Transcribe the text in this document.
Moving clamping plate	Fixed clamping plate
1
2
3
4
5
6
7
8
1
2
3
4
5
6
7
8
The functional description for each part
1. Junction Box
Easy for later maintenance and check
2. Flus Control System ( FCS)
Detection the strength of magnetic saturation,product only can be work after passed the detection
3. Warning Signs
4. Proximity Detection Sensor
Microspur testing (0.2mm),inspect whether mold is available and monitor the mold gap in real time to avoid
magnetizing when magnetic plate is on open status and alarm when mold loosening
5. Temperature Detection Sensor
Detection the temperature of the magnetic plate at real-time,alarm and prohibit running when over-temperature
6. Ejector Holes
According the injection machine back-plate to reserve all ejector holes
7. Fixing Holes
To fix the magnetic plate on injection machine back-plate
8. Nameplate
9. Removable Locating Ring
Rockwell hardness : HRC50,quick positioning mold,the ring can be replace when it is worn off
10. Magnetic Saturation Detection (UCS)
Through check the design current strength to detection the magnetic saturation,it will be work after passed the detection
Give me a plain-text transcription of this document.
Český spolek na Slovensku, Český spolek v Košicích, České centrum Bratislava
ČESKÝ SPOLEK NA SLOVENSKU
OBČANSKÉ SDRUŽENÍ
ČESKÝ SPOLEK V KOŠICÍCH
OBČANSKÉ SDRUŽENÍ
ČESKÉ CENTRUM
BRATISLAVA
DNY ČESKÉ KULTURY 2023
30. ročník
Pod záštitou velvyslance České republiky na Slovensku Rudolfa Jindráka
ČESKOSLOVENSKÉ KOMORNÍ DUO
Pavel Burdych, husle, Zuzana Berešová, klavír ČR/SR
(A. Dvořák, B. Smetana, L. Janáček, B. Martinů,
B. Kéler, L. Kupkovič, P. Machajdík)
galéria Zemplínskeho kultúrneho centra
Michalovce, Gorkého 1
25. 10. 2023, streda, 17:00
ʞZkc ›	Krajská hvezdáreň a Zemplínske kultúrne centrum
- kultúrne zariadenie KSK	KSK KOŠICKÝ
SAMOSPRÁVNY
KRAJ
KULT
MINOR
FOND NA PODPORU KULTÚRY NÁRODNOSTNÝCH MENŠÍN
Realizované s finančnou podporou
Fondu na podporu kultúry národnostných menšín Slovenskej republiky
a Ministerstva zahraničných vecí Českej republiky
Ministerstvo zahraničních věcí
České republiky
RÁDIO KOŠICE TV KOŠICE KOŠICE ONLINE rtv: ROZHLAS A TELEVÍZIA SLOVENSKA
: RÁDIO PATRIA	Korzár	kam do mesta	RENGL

• WRITTEN TASK
From the listing, copy every line where the string "machine" appears.

• REPLY TO THE TASK
According the injection machine back-plate to reserve all ejector holes
To fix the magnetic plate on injection machine back-plate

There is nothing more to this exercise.